Kannst du den Text zur Schreibung von „allein“ ab „Category Archives: Zusammen-/Getrenntschreibung“ bis einschließlich „familiären Anhang leben)“ neu schreiben und dabei „Komposita“ durch „Zusammensetzungen“ ersetzen?

◆ Quellenauszug ◆
+-------+

Category Archives: Zusammen-/Getrenntschreibung

Alleinreisende sind allein Reisende

business dog with a leather bagHeute sehen wir uns Komposita mit alleine bzw. allein an.

Ganz allgemein schreibt sich allein getrennt vom Verb: allein sein, allein stehen, allein reisen, allein erziehen. Bei übertragener Bedeutung wird zusammengeschrieben: Viele wollen im Alter nicht alleinstehen. (= ohne familiären Anhang leben)

Wenn allein vor einem Adjektiv steht und dieses näher bestimmt, kann getrennt oder zusammengeschrieben werden: allein gültig/alleingültig, allein verantwortlich/alleinverantwortlich, allein verbindlich/alleinverbindlich.

+-------+

◆ Angezeigte Daten ◆
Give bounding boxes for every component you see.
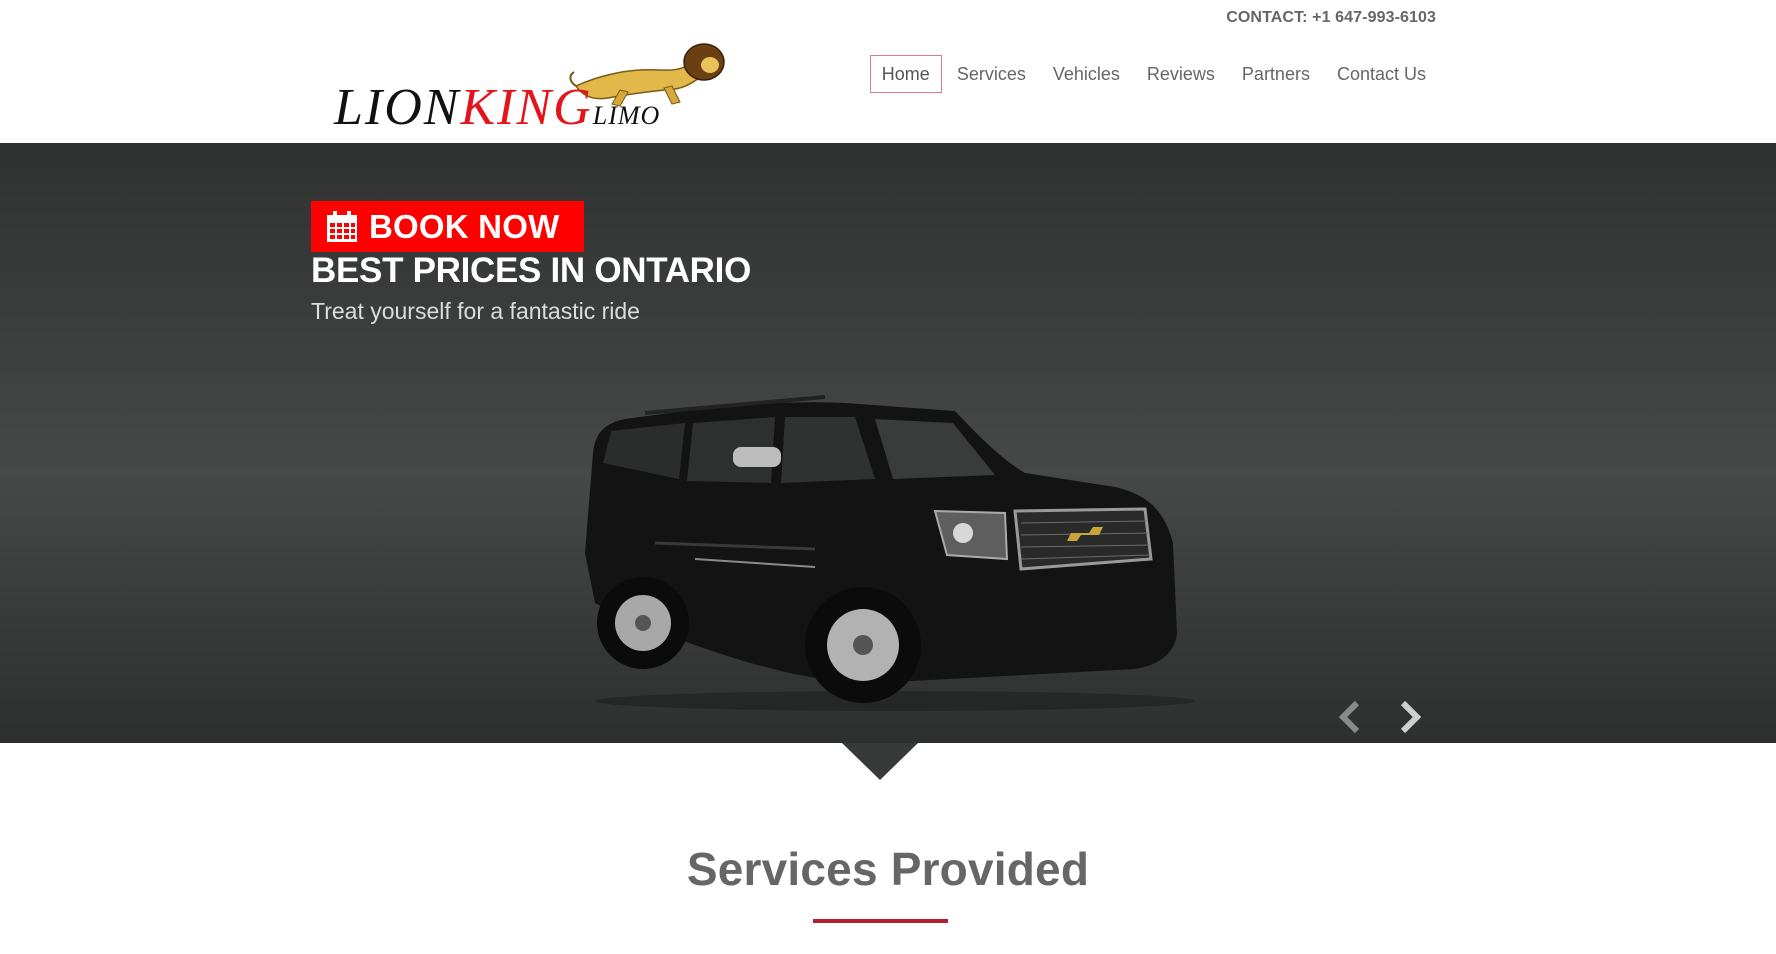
suv-vehicle-image — [585, 395, 1195, 711]
nav-services[interactable]: Services — [945, 55, 1038, 93]
hero-pointer-notch — [842, 743, 918, 780]
contact-phone[interactable]: CONTACT: +1 647-993-6103 — [1226, 9, 1436, 27]
site-header: CONTACT: +1 647-993-6103 LIONKINGLIMO Ho… — [0, 0, 1776, 143]
nav-reviews[interactable]: Reviews — [1135, 55, 1227, 93]
slider-next-button[interactable] — [1395, 699, 1425, 735]
book-now-label: BOOK NOW — [369, 207, 560, 245]
book-now-button[interactable]: BOOK NOW — [311, 201, 584, 252]
hero-title: BEST PRICES IN ONTARIO — [311, 251, 752, 290]
nav-home[interactable]: Home — [869, 55, 942, 93]
logo-wordmark: LIONKINGLIMO — [334, 78, 660, 146]
nav-vehicles[interactable]: Vehicles — [1041, 55, 1132, 93]
nav-partners[interactable]: Partners — [1230, 55, 1322, 93]
logo-word-limo: LIMO — [592, 101, 661, 130]
chevron-right-icon — [1400, 700, 1422, 734]
logo-word-king: KING — [460, 79, 593, 136]
calendar-icon — [327, 210, 357, 242]
chevron-left-icon — [1338, 700, 1360, 734]
main-nav: Home Services Vehicles Reviews Partners … — [867, 55, 1438, 93]
logo-word-lion: LION — [334, 79, 461, 136]
hero-subtitle: Treat yourself for a fantastic ride — [311, 298, 640, 324]
nav-contact-us[interactable]: Contact Us — [1325, 55, 1438, 93]
services-section-title: Services Provided — [686, 843, 1090, 895]
services-title-underline — [813, 919, 948, 923]
hero-slider: BOOK NOW BEST PRICES IN ONTARIO Treat yo… — [0, 143, 1776, 780]
slider-prev-button[interactable] — [1335, 699, 1365, 735]
site-logo[interactable]: LIONKINGLIMO — [330, 38, 730, 146]
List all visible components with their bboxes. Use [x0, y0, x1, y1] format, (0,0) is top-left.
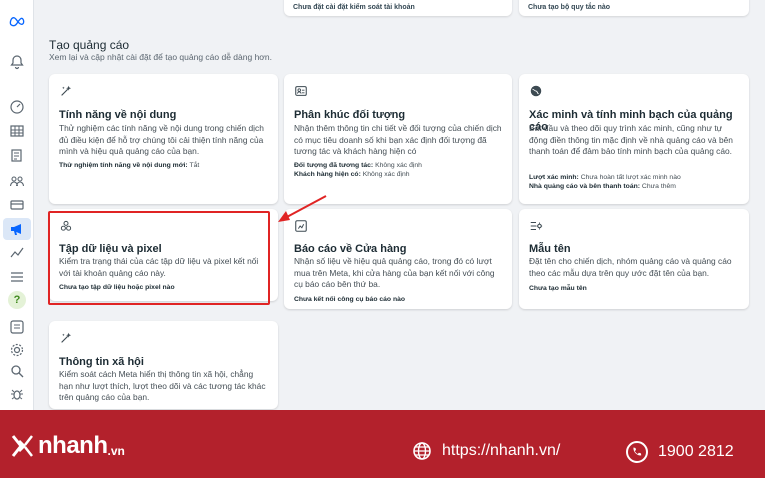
brand-logo-icon	[11, 435, 33, 457]
globe-icon	[529, 84, 543, 98]
news-icon[interactable]	[7, 317, 27, 337]
table-icon[interactable]	[7, 121, 27, 141]
audience-icon[interactable]	[7, 171, 27, 191]
help-icon[interactable]: ?	[8, 291, 26, 309]
meta-logo-icon[interactable]	[7, 11, 27, 31]
brand-name: nhanh	[38, 432, 108, 459]
card-status-link[interactable]: Chưa kết nối công cụ báo cáo nào	[294, 296, 405, 303]
rules-status: Chưa tạo bộ quy tắc nào	[528, 4, 611, 11]
card-title: Thông tin xã hội	[59, 356, 144, 368]
card-meta: Lượt xác minh: Chưa hoàn tất lượt xác mi…	[529, 174, 681, 190]
card-title: Phân khúc đối tượng	[294, 109, 406, 121]
search-icon[interactable]	[7, 361, 27, 381]
megaphone-icon[interactable]	[7, 219, 27, 239]
name-templates-card[interactable]: Mẫu tên Đặt tên cho chiến dịch, nhóm quả…	[519, 209, 749, 309]
globe-icon	[413, 442, 431, 460]
social-info-card[interactable]: Thông tin xã hội Kiểm soát cách Meta hiể…	[49, 321, 278, 409]
verification-card[interactable]: Xác minh và tính minh bạch của quảng cáo…	[519, 74, 749, 204]
left-sidebar: ?	[0, 0, 34, 410]
audience-icon	[294, 84, 308, 98]
name-template-icon	[529, 219, 543, 233]
card-description: Nhận số liệu về hiệu quả quảng cáo, tron…	[294, 256, 495, 290]
brand-footer: nhanh .vn https://nhanh.vn/ 1900 2812	[0, 410, 765, 478]
card-description: Thử nghiệm các tính năng về nội dung tro…	[59, 123, 264, 157]
card-description: Bắt đầu và theo dõi quy trình xác minh, …	[529, 123, 733, 157]
billing-icon[interactable]	[7, 195, 27, 215]
bug-icon[interactable]	[7, 384, 27, 404]
card-description: Đặt tên cho chiến dịch, nhóm quảng cáo v…	[529, 256, 732, 278]
ads-reporting-icon[interactable]	[7, 242, 27, 262]
shop-reports-card[interactable]: Báo cáo về Cửa hàng Nhận số liệu về hiệu…	[284, 209, 512, 309]
pages-icon[interactable]	[7, 146, 27, 166]
card-title: Báo cáo về Cửa hàng	[294, 243, 407, 255]
bell-icon[interactable]	[7, 52, 27, 72]
hotline[interactable]: 1900 2812	[626, 441, 734, 463]
card-meta: Đối tượng đã tương tác: Không xác định K…	[294, 162, 422, 178]
brand-logo[interactable]: nhanh .vn	[10, 432, 125, 460]
shop-report-icon	[294, 219, 308, 233]
card-meta: Thử nghiệm tính năng về nội dung mới: Tắ…	[59, 162, 200, 169]
account-controls-card[interactable]: Chưa đặt cài đặt kiểm soát tài khoản	[284, 0, 512, 16]
card-title: Tính năng về nội dung	[59, 109, 177, 121]
phone-icon	[626, 441, 648, 463]
audience-segments-card[interactable]: Phân khúc đối tượng Nhận thêm thông tin …	[284, 74, 512, 204]
highlight-box	[48, 211, 270, 305]
hotline-number: 1900 2812	[658, 443, 734, 460]
website-link[interactable]: https://nhanh.vn/	[412, 441, 560, 461]
sparkle-icon	[59, 84, 73, 98]
dashboard-icon[interactable]	[7, 97, 27, 117]
gear-icon[interactable]	[7, 340, 27, 360]
card-description: Nhận thêm thông tin chi tiết về đối tượn…	[294, 123, 502, 157]
content-features-card[interactable]: Tính năng về nội dung Thử nghiệm các tín…	[49, 74, 278, 204]
menu-icon[interactable]	[7, 267, 27, 287]
card-status-link[interactable]: Chưa tạo mẫu tên	[529, 285, 587, 292]
card-description: Kiểm soát cách Meta hiển thị thông tin x…	[59, 369, 266, 403]
sparkle-icon	[59, 331, 73, 345]
settings-main: Chưa đặt cài đặt kiểm soát tài khoản Chư…	[34, 0, 765, 410]
brand-domain: .vn	[107, 443, 125, 458]
rules-card[interactable]: Chưa tạo bộ quy tắc nào	[519, 0, 749, 16]
account-controls-status: Chưa đặt cài đặt kiểm soát tài khoản	[293, 4, 415, 11]
section-subtitle: Xem lại và cập nhật cài đặt để tạo quảng…	[49, 52, 272, 62]
section-title: Tạo quảng cáo	[49, 38, 130, 52]
card-title: Mẫu tên	[529, 243, 571, 255]
website-url: https://nhanh.vn/	[442, 442, 561, 459]
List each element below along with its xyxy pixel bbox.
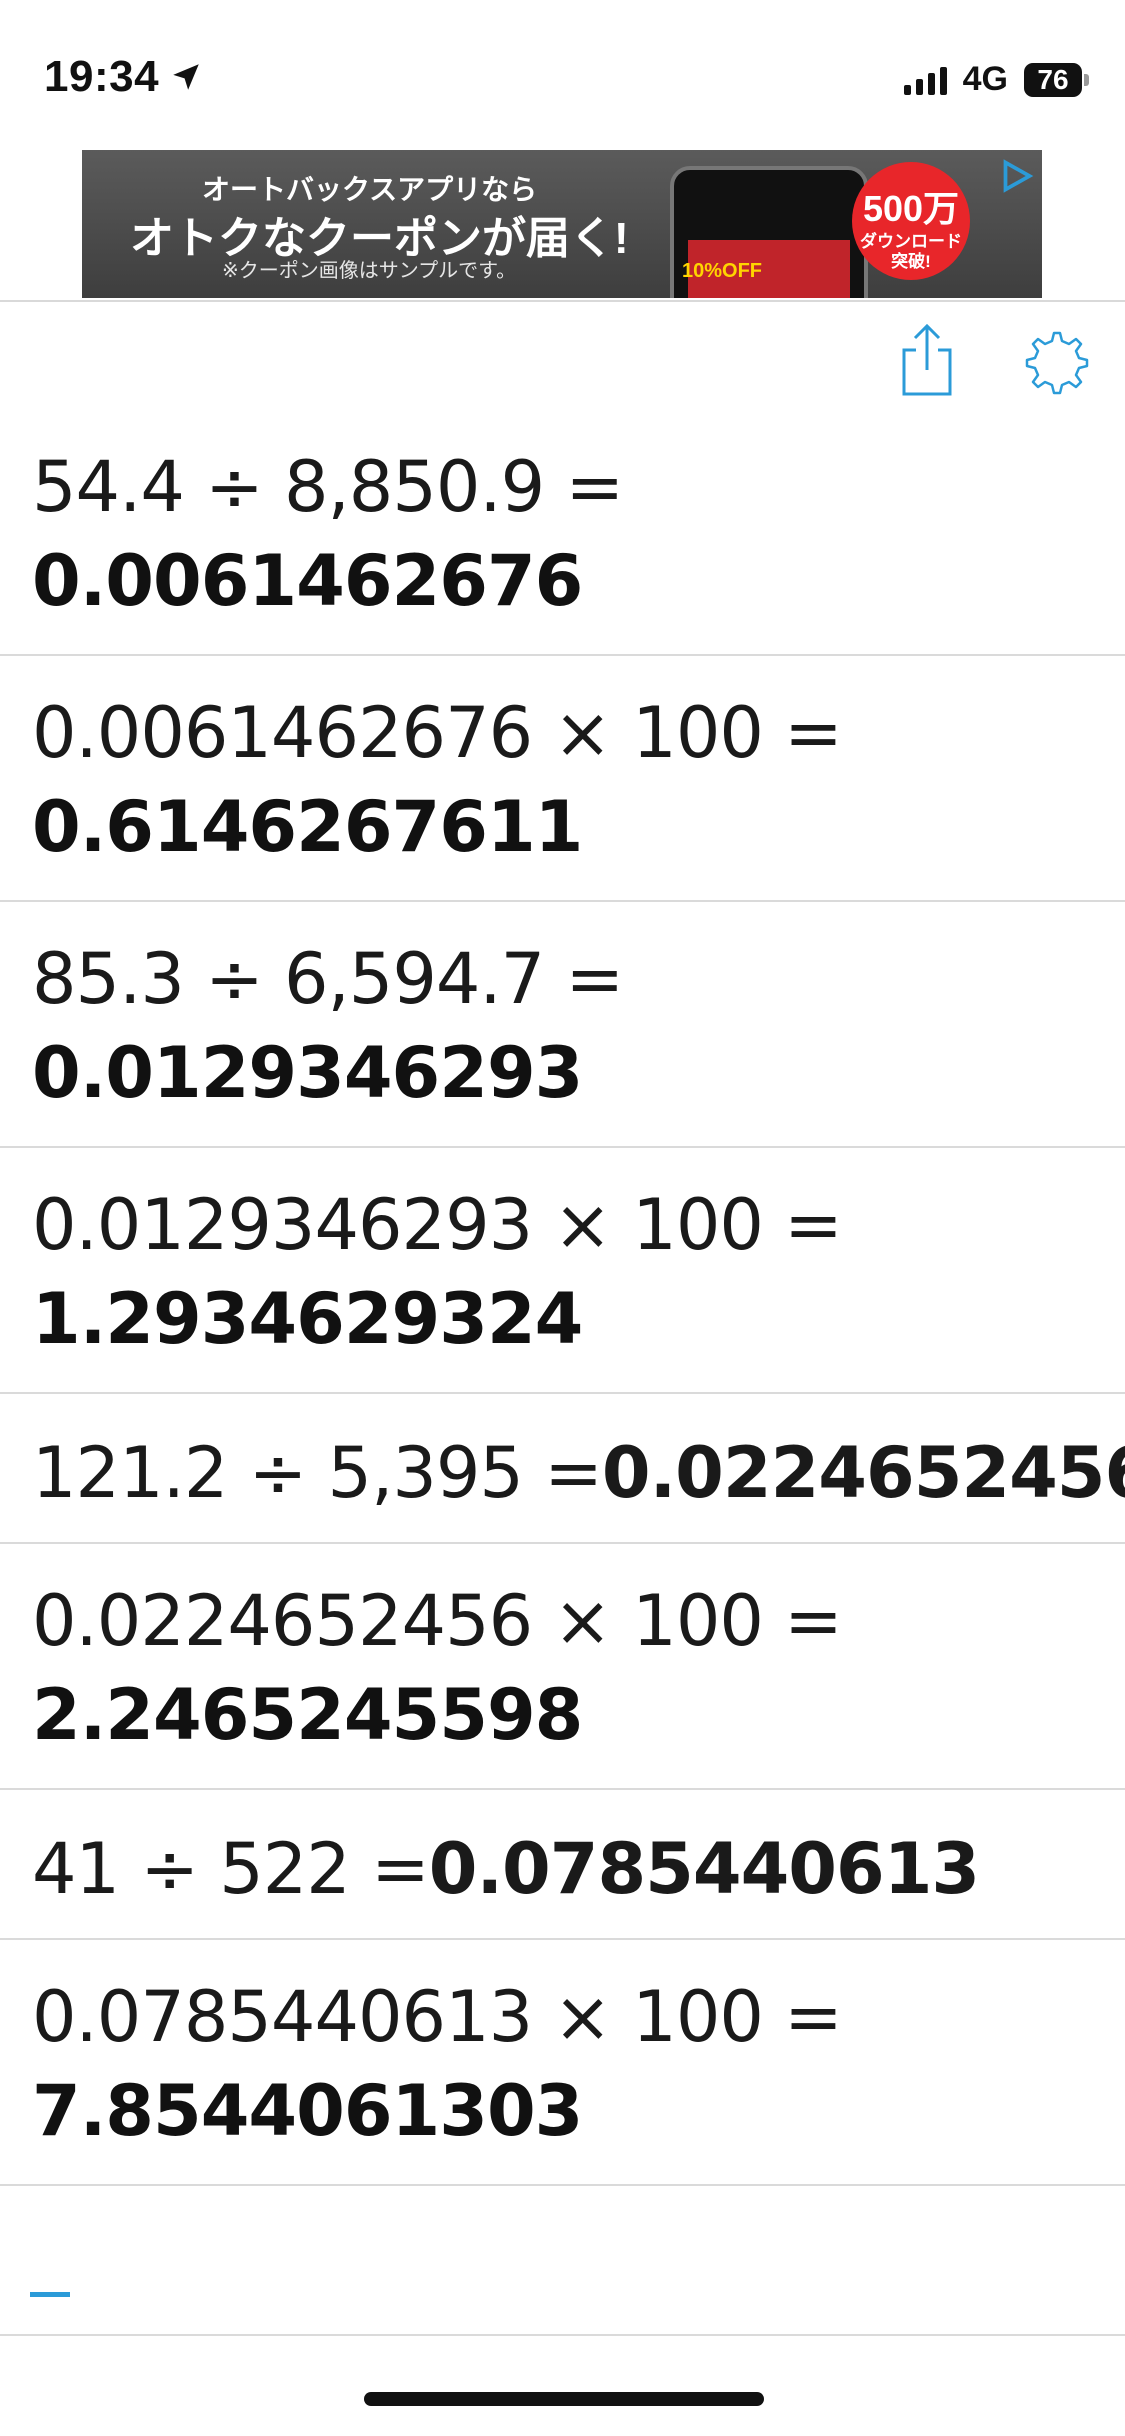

+-------+

◆ Antwort zur Aufgabe ◆
Category Archives: Zusammen-/Getrenntschreibung

Alleinreisende sind allein Reisende

business dog with a leather bagHeute sehen wir uns Zusammensetzungen mit alleine bzw. allein an.

Ganz allgemein schreibt sich allein getrennt vom Verb: allein sein, allein stehen, allein reisen, allein erziehen. Bei übertragener Bedeutung wird zusammengeschrieben: Viele wollen im Alter nicht alleinstehen. (= ohne familiären Anhang leben)